╭─ RECORDS FOR PROCESSING

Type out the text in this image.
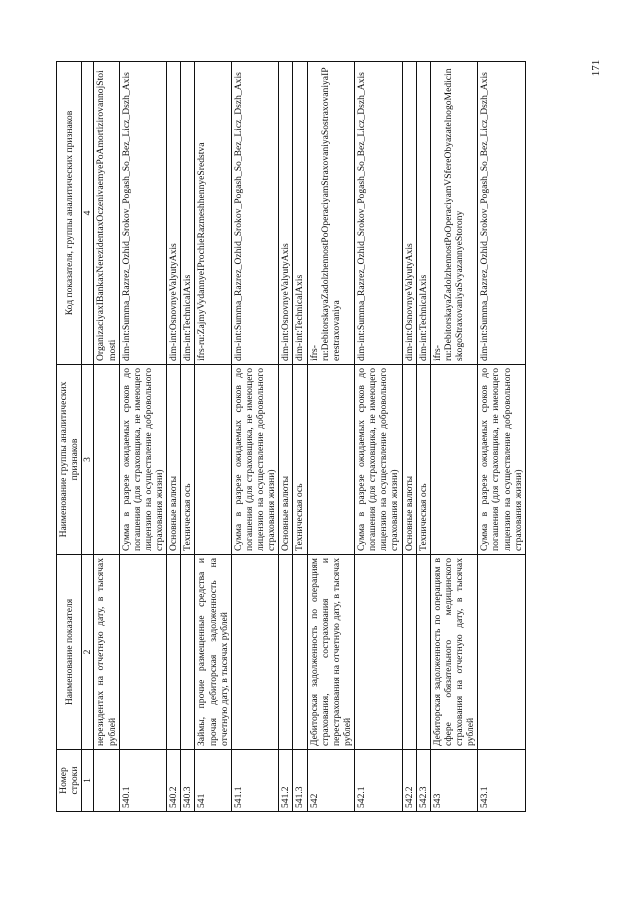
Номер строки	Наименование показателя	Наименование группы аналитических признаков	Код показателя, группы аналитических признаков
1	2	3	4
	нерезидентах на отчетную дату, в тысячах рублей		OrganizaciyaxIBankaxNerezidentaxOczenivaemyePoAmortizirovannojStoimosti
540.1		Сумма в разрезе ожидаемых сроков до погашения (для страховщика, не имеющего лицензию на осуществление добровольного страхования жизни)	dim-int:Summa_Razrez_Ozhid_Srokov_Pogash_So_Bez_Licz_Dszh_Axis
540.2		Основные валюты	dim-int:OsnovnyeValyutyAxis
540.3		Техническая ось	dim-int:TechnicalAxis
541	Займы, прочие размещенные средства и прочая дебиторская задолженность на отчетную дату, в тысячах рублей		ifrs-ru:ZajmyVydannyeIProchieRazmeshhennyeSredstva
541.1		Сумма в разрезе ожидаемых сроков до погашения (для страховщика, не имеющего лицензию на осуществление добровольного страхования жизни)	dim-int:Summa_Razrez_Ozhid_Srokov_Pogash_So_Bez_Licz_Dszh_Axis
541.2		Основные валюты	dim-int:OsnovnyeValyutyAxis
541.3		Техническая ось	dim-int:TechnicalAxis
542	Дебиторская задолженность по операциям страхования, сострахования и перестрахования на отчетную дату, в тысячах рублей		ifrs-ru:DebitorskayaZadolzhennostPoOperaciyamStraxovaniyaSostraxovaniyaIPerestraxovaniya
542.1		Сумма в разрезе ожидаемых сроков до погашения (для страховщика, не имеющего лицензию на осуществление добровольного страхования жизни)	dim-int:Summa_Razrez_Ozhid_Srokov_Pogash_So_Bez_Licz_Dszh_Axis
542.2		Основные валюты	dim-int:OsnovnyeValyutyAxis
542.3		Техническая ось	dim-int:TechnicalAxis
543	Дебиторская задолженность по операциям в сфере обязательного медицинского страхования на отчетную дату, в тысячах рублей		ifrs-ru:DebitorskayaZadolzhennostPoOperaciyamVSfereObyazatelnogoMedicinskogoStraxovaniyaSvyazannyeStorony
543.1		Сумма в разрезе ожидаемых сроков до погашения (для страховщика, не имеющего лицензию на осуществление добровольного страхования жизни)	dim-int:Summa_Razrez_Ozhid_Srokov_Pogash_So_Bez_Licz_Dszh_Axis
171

╰─
╭─ RECORDS FOR PROCESSING

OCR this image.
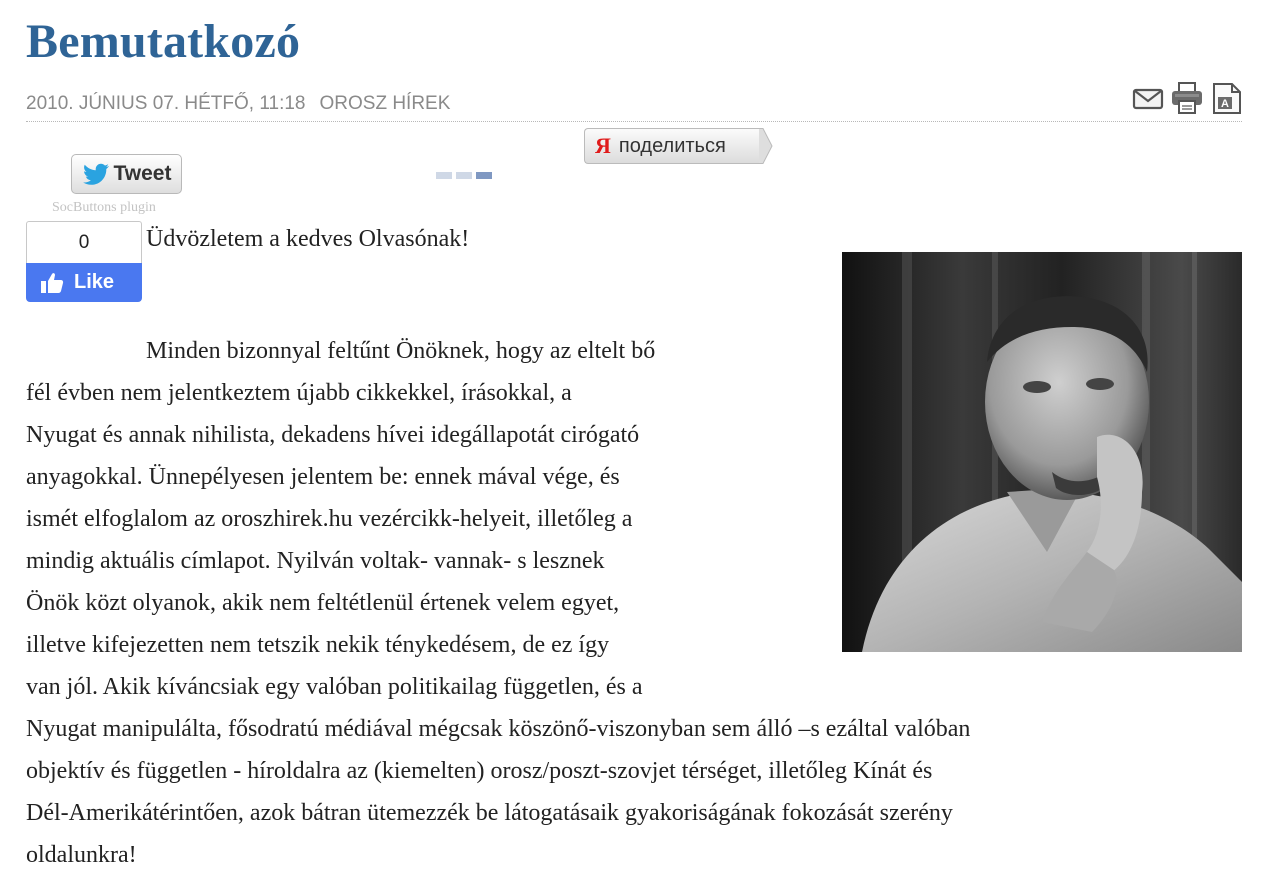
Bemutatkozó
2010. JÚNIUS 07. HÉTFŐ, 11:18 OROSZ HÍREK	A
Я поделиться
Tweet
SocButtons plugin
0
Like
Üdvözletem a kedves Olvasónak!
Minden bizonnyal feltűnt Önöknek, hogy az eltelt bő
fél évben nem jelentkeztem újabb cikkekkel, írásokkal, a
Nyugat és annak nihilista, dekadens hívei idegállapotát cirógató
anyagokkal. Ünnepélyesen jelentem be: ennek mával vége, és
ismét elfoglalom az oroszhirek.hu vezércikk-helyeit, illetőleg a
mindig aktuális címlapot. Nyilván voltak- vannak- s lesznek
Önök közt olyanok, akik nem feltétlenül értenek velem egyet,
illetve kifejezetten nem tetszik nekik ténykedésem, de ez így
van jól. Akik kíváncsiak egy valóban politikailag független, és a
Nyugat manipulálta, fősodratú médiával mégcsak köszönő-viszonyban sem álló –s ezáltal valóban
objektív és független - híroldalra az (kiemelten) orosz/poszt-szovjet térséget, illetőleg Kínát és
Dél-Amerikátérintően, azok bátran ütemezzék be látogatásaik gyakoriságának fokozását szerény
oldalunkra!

╰─
╭─ RECORDS FOR PROCESSING

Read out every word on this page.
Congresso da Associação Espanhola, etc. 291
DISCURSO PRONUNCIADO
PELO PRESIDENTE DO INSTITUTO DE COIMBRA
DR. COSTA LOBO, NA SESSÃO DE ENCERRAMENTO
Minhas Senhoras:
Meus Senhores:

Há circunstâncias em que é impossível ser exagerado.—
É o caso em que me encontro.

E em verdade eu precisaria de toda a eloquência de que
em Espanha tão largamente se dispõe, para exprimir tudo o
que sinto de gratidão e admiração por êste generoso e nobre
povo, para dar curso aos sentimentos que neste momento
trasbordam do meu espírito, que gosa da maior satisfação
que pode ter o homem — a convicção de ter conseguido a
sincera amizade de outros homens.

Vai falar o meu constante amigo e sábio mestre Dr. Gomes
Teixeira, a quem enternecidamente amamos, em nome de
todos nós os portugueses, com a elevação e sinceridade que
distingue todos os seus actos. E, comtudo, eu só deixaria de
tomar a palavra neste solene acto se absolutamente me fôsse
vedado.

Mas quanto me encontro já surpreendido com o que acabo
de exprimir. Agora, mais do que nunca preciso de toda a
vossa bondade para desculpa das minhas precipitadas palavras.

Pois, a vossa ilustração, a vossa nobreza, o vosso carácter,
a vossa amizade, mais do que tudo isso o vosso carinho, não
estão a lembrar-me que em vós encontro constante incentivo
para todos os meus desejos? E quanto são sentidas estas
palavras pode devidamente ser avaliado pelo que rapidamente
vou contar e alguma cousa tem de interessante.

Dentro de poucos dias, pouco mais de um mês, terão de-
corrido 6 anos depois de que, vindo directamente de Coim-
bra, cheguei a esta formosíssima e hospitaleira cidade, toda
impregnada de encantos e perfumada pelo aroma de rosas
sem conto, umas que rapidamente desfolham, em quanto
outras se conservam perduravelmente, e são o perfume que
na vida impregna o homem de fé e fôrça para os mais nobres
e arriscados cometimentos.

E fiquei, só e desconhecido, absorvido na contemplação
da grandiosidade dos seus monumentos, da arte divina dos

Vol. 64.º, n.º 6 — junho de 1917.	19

╰─

= WHAT IS EXPECTED =
Go over the records above and tally the lines with the word "exprimir" in them. Give the number alone.

= FINISHED TASK =
2